> SET PROBLEM 1
In the pull request thread about OAuth2 access tokens, which Go package provides the OAuth Transport added to the SMD HTTP clients?
> SET PROBLEM 2
Please extend the pull request thread about adding OAuth2 access tokens to SMD requests, picking up right after its last line.

> GIVEN TEXT

Add OAuth2 access tokens to SMD requests by cjh1 · Pull Request #56 · OpenCHAMI/power-control

cjh1 · 2025-11-18T14:23:42Z

Summary and Scope

This uses golang.org/x/oauth2 to add a OAuth Transport implementation to the SMD HTTP clients. The Transport uses a token source to ensure a vaidate access token is added to every request.

Issues and Related PRs

Resolves #54

Testing

I used a frankinstin version of docker-compose.test.ct.yaml combine with jwt-security.yml. Not easy to come up with completely automated approach, the current test run without authentication.

Risks and Mitigations

New feature, so risks to existing functionality should be mimimal.

Pull Request Checklist

Version number(s) incremented, if applicable
Copyrights updated
License file intact
Target branch correct
CHANGELOG.md updated
Testing is appropriate and complete, if applicable

This uses golang.org/x/oauth2 to add a OAuth Transport implementation to the SMD HTTP clients. The Transport uses a token source to ensure a vaidate access token is added to every request. Signed-off-by: Chris Harris <cjh@lbl.gov>

Signed-off-by: Chris Harris <cjh@lbl.gov>

davidallendj · 2025-11-18T19:02:02Z

Is this PR meant to add the access token to the "Authorization" header for every request to SMD? I'm particularly interested in the oauth2Config and why it's needed if you just want to authenticate and then access SMD resources.

Edit: I should probably add that these would be necessary if you're doing a client credentials flow which is seems like is going on here. Do we want PCS to do that for a token or have it retrieve a token using a different method?

cjh1 · 2025-11-18T19:16:43Z

Is this PR meant to add the access token to the "Authorization" header for every request to SMD? I'm particularly interested in the oauth2Config and why it's needed if you just want to authenticate and then access SMD resources.

Yes, PCS periodically polls SMD for inventory information and updates the power state of components. These requests need an access token.

Edit: I should probably add that these would be necessary if you're doing a client credentials flow which is seems like is going on here. Do we want PCS to do that for a token or have it retrieve a token using a different method?

> COLLECTED DATA
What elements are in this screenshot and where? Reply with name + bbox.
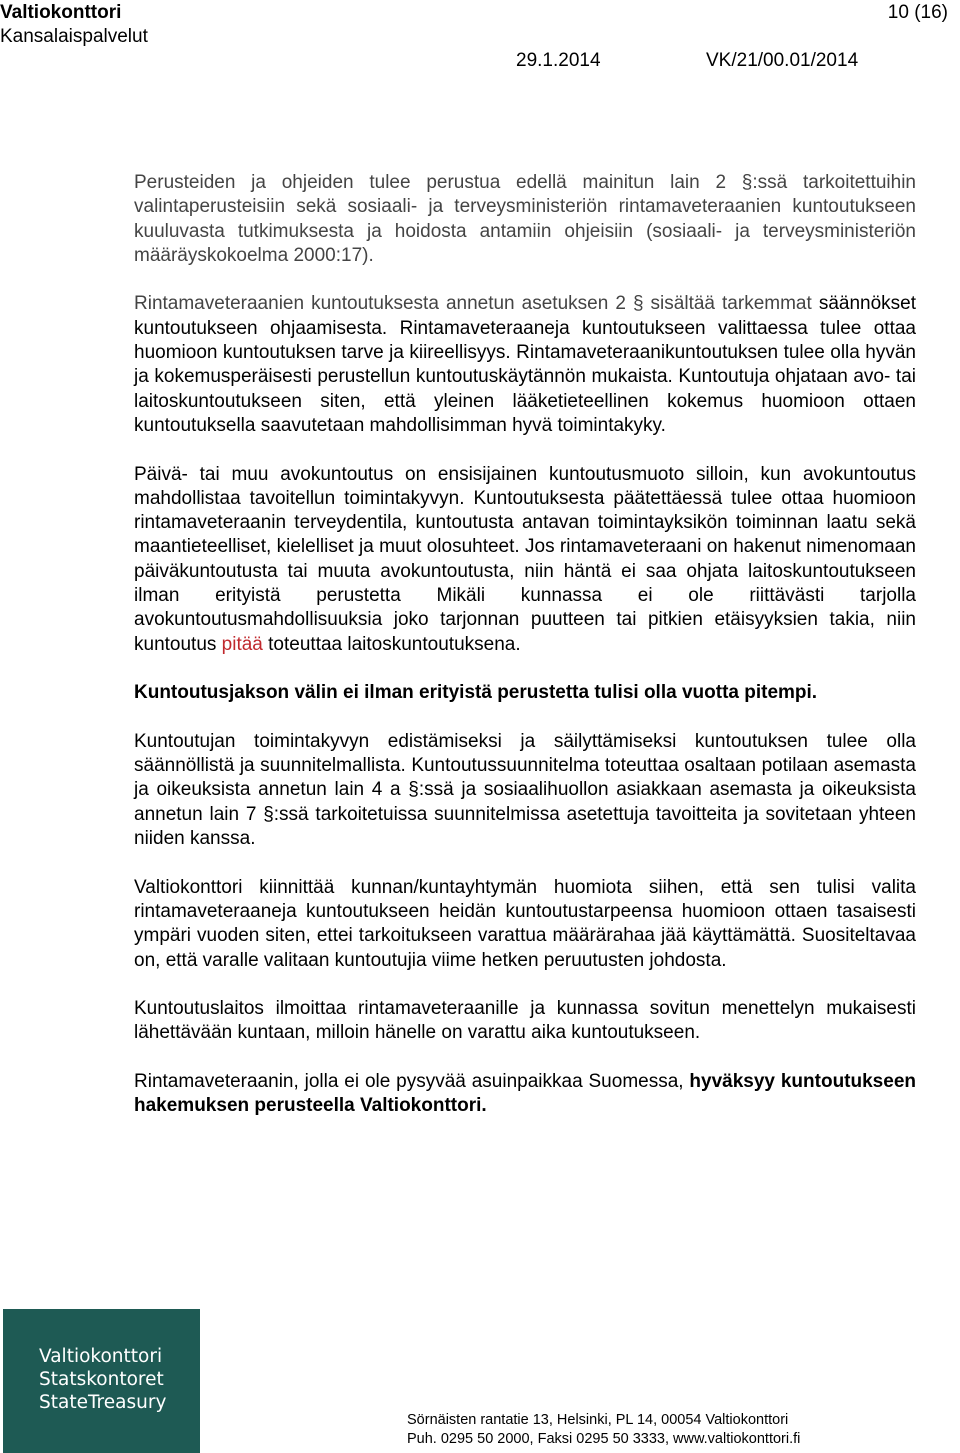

> EXERCISE ANSWER 1
golang.org/x/oauth2

> EXERCISE ANSWER 2
Yes, this is doing a client credentials flow, this seems like the recommend flow for "Machine-to-Machine" applications?

davidallendj · 2025-11-18T19:49:39Z

Yes, this is doing a client credentials flow, this seems like the recommend flow for "Machine-to-Machine" applications?

That's correct. I only ask because I don't think any other service or client has a client credentials flow implementation and we may want to consider how we can make this available across other services where we might want or need it.

cjh1 · 2025-11-18T20:15:40Z

Yes, this is doing a client credentials flow, this seems like the recommend flow for "Machine-to-Machine" applications?

That's correct. I only ask because I don't think any other service or client has a client credentials flow implementation and we may want to consider how we can make this available across other services where we might want or need it.

Doesn't the client side of tokensmith provide that? This is a stop gap solution until tokensmith is ready for primetime.

davidallendj · 2025-11-18T20:41:11Z

I believe so. I was under the impression that part was ready to go, but I'm not entirely sure.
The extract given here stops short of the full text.